Stored data entries:

########

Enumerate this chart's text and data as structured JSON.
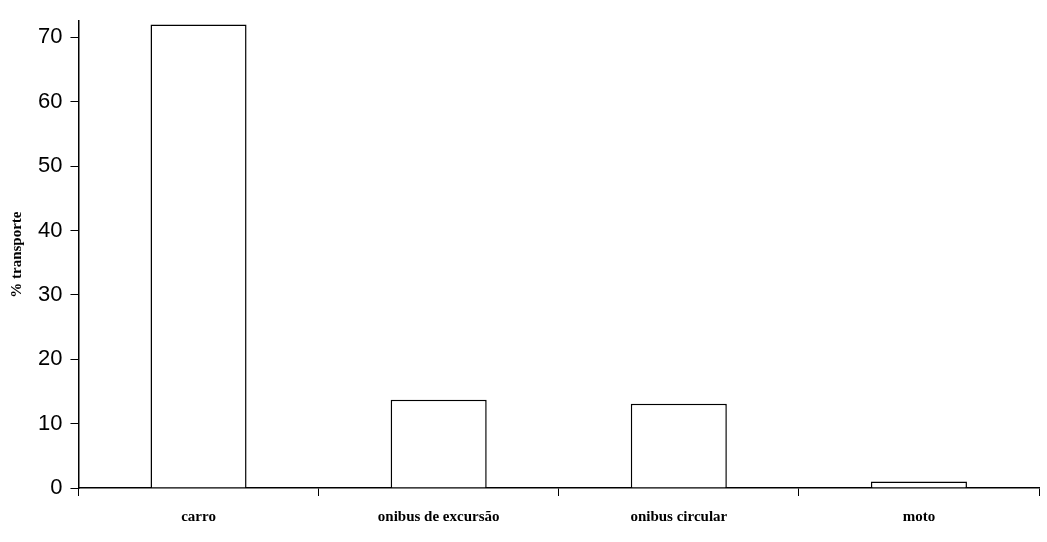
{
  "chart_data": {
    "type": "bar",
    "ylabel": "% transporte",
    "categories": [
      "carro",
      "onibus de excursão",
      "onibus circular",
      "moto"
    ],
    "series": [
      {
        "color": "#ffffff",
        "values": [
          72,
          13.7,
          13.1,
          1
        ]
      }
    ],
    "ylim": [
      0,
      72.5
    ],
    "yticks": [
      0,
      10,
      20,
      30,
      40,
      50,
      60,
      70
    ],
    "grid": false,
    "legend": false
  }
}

########

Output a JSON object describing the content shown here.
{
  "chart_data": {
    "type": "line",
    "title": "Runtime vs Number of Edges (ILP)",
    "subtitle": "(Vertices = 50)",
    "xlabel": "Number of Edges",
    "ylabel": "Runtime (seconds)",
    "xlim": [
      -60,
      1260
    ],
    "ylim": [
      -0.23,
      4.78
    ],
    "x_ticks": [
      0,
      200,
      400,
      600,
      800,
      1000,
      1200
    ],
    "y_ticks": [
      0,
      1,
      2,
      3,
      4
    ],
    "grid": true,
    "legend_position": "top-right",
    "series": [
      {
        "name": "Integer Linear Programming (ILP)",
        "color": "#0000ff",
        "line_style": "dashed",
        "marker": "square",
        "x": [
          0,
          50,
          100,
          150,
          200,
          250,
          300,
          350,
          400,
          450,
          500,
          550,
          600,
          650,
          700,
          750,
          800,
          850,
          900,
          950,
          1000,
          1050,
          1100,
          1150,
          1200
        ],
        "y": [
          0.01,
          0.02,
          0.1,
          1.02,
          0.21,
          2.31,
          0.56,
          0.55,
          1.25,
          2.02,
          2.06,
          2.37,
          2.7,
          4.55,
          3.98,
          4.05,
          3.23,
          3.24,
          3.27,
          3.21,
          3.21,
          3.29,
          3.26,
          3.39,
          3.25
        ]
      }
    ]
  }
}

########

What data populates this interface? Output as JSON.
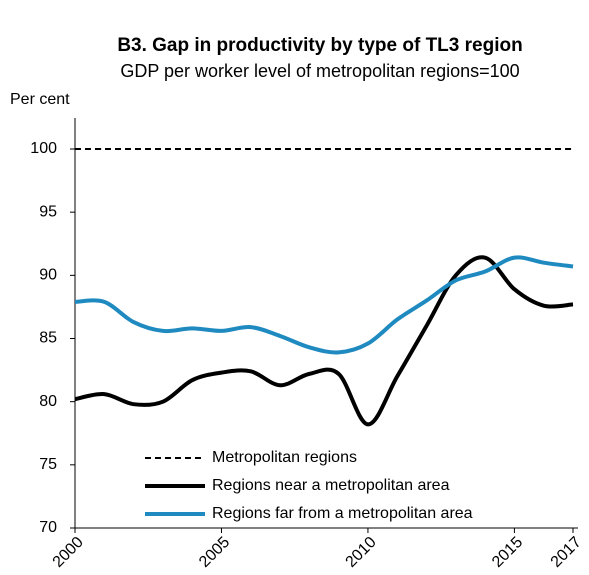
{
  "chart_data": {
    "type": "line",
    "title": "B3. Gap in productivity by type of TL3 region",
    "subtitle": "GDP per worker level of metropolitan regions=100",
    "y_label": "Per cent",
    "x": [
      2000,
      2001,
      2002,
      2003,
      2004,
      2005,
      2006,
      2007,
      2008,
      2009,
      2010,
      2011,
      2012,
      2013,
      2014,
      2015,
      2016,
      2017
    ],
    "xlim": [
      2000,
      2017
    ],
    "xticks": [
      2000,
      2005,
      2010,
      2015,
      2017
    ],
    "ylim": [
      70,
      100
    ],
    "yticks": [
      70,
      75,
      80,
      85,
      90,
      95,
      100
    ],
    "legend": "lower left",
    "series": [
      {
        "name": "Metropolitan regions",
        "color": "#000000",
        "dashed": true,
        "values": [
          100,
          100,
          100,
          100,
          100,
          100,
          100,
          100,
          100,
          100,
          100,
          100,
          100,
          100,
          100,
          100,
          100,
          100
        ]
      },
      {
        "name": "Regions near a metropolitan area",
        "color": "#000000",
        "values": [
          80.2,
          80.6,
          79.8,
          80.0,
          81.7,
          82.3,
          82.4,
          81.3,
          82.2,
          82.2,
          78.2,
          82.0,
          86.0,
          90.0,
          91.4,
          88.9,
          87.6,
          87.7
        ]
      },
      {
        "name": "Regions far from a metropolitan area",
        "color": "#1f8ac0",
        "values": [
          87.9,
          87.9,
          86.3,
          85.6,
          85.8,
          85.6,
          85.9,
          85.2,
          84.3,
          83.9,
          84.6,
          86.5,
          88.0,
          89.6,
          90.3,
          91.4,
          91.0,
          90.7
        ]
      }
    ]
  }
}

########

What you have to do: Copy every single line of the material above that holds "color".

Worked solution:
        "color": "#ffffff",
        "color": "#0000ff",
        "color": "#000000",
        "color": "#000000",
        "color": "#1f8ac0",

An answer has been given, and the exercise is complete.